— Start of EXTRACTED MATERIAL —
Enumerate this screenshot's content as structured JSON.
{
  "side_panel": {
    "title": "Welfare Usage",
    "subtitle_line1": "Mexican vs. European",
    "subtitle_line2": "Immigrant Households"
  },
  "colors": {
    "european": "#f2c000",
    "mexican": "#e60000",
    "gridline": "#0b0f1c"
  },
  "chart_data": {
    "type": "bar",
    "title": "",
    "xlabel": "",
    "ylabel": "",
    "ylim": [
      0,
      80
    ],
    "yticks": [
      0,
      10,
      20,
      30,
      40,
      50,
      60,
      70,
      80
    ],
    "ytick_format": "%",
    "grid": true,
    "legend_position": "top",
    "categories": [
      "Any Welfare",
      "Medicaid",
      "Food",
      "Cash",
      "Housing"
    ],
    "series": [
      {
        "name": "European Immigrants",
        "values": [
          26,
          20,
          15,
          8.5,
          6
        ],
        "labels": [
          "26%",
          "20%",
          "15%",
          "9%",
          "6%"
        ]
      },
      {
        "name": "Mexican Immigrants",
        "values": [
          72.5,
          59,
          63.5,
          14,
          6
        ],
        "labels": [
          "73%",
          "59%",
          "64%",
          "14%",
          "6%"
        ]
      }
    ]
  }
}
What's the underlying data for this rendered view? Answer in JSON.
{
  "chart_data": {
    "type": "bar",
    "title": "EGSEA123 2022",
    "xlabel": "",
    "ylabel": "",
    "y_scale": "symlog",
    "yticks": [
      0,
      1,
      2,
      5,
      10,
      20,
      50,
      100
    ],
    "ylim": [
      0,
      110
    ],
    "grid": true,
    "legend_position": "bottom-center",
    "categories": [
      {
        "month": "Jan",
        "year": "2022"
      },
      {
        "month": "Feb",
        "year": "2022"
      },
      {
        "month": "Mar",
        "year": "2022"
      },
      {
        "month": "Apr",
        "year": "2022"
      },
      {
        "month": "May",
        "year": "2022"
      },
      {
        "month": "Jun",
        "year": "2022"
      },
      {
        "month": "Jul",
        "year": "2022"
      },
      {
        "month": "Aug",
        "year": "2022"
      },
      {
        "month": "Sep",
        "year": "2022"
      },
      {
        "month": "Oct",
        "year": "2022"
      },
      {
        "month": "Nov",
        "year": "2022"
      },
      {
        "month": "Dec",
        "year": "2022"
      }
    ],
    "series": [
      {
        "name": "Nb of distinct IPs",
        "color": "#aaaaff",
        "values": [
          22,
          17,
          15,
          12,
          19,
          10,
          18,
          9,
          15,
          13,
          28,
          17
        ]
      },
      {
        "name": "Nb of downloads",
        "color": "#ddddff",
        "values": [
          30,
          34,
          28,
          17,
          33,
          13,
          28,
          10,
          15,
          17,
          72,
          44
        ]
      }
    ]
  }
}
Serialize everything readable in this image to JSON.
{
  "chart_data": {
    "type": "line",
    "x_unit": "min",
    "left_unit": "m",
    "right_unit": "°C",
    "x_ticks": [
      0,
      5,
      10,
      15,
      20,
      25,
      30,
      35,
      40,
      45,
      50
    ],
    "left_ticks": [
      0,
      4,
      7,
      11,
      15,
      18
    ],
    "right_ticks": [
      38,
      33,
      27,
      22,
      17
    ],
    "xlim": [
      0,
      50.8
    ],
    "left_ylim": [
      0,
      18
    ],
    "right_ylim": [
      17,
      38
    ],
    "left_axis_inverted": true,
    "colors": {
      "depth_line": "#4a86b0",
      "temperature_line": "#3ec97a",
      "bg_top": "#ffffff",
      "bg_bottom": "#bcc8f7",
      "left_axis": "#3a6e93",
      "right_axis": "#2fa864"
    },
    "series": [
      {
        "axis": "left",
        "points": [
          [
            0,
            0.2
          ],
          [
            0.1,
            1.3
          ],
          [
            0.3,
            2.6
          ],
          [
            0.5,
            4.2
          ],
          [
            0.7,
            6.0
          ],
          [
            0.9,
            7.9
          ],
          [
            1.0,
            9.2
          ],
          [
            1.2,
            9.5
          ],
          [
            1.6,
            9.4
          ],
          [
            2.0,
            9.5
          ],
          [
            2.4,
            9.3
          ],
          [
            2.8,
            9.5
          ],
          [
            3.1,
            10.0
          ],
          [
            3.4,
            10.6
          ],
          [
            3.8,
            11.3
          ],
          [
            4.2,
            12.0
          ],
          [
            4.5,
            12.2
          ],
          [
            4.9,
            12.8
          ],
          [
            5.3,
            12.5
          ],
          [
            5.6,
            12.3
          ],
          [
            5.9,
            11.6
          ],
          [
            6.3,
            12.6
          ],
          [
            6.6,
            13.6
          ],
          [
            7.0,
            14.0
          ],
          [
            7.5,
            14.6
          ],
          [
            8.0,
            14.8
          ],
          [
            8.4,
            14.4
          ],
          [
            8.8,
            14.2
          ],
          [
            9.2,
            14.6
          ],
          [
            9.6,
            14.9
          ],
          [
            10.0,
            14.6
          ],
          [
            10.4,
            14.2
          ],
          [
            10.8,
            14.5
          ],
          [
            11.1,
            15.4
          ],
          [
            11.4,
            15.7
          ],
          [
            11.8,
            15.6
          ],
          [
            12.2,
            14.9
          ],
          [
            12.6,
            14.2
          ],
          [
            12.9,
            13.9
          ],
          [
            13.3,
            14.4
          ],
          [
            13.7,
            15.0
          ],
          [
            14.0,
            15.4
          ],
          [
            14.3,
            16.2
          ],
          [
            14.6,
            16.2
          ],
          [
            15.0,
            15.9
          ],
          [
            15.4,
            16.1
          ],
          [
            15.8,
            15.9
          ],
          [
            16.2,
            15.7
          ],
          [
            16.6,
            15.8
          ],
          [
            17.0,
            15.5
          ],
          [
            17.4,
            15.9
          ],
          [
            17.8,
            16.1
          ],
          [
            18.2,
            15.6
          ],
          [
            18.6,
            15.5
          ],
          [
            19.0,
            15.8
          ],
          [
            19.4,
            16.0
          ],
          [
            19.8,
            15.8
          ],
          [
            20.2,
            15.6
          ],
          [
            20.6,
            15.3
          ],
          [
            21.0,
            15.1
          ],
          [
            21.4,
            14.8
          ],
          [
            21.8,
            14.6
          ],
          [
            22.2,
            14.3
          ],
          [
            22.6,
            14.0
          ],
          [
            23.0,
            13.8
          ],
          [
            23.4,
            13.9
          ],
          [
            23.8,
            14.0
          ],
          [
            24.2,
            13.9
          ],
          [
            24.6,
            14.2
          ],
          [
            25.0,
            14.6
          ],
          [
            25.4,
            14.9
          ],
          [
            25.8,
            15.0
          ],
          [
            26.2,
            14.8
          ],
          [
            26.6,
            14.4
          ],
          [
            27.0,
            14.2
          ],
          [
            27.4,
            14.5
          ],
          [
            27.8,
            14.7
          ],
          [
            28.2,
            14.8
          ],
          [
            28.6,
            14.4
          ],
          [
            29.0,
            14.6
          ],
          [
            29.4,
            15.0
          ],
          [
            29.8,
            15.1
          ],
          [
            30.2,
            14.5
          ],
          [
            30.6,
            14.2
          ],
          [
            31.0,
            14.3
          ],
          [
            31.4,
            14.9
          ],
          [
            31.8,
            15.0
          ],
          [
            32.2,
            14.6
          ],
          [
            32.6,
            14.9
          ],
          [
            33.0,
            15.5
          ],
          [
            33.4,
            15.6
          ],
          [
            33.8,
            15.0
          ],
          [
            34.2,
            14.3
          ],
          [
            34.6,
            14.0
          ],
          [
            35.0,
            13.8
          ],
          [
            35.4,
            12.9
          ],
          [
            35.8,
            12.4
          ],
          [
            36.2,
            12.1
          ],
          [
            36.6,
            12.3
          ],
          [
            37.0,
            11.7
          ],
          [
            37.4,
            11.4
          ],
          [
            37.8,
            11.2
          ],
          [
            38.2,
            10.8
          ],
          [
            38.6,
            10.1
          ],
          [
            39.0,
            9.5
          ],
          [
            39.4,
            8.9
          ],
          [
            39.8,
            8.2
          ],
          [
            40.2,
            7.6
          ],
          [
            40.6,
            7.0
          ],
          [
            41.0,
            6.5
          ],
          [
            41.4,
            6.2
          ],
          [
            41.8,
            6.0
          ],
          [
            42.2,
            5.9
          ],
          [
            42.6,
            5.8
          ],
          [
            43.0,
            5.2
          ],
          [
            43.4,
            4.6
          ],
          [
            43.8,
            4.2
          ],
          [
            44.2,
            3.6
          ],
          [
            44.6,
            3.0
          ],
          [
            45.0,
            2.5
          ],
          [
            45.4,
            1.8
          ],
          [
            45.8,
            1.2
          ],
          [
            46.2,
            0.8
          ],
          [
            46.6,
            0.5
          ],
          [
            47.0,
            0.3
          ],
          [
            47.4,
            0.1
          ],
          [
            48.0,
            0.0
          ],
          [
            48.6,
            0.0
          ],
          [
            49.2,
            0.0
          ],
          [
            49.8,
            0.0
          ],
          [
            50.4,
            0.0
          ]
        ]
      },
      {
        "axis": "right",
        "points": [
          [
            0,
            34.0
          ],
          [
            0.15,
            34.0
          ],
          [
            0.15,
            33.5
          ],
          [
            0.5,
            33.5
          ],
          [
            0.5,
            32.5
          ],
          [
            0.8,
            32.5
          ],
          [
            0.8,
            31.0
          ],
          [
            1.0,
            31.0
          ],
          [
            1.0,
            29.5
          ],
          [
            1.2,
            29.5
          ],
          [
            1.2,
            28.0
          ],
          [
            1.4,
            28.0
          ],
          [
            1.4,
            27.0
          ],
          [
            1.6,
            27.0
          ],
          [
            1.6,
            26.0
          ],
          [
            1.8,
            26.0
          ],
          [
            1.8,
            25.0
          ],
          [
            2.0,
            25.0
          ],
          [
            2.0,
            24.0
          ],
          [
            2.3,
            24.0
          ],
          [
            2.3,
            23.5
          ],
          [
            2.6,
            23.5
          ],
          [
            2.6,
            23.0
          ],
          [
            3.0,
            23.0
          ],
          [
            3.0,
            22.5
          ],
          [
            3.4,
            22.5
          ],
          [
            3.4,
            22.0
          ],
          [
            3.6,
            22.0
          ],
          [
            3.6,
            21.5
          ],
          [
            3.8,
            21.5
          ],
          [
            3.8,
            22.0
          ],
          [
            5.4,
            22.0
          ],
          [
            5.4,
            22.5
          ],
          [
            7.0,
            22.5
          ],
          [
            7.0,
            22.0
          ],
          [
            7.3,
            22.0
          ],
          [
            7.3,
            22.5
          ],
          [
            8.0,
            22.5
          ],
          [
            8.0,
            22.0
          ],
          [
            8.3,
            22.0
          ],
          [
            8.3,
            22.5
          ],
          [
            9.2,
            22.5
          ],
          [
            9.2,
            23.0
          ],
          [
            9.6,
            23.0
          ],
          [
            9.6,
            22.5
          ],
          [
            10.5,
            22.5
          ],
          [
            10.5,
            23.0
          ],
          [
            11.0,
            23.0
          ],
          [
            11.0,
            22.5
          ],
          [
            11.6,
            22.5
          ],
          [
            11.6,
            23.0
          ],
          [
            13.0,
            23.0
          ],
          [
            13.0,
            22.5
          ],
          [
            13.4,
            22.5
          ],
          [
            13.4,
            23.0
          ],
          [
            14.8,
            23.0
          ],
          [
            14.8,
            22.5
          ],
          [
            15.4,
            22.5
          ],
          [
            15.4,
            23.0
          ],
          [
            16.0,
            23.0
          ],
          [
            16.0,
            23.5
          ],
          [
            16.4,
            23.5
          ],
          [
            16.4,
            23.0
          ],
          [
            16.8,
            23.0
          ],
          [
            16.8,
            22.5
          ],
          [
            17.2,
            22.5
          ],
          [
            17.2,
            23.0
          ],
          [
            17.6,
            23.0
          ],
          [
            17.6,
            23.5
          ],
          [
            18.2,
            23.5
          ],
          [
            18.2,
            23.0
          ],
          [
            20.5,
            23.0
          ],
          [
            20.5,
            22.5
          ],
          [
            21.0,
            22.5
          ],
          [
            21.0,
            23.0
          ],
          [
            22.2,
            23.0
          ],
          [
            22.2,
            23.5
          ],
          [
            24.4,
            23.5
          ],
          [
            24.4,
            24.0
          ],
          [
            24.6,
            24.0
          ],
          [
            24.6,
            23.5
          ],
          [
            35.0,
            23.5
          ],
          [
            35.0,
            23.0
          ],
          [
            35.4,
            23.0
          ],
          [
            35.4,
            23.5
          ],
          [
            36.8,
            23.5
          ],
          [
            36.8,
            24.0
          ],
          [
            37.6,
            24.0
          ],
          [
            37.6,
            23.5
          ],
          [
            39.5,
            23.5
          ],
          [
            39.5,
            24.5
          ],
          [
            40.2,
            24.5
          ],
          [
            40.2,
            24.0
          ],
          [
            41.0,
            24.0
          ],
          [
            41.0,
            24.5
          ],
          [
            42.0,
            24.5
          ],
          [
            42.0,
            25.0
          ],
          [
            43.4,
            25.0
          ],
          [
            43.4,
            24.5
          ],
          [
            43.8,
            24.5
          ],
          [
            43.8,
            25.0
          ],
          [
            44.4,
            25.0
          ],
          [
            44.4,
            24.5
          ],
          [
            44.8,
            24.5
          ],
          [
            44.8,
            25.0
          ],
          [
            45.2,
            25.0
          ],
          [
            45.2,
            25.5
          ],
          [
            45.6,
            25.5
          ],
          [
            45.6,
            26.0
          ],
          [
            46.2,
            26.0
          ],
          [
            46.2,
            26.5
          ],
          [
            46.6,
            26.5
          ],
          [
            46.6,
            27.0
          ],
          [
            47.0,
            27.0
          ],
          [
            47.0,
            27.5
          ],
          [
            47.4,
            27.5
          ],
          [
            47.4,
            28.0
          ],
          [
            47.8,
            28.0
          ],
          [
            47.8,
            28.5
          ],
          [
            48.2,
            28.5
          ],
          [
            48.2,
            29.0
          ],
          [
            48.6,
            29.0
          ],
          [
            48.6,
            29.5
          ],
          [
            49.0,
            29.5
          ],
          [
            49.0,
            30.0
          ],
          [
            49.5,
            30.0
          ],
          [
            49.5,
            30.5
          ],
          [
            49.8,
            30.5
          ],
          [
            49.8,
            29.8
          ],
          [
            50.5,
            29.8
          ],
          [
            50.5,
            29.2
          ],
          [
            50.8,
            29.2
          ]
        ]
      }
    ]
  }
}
— End of EXTRACTED MATERIAL —
Which lines of the material contain the string "this"? List each of them.

> **CORRECT RESPONSE**:
Enumerate this screenshot's content as structured JSON.
What's the underlying data for this rendered view? Answer in JSON.
Serialize everything readable in this image to JSON.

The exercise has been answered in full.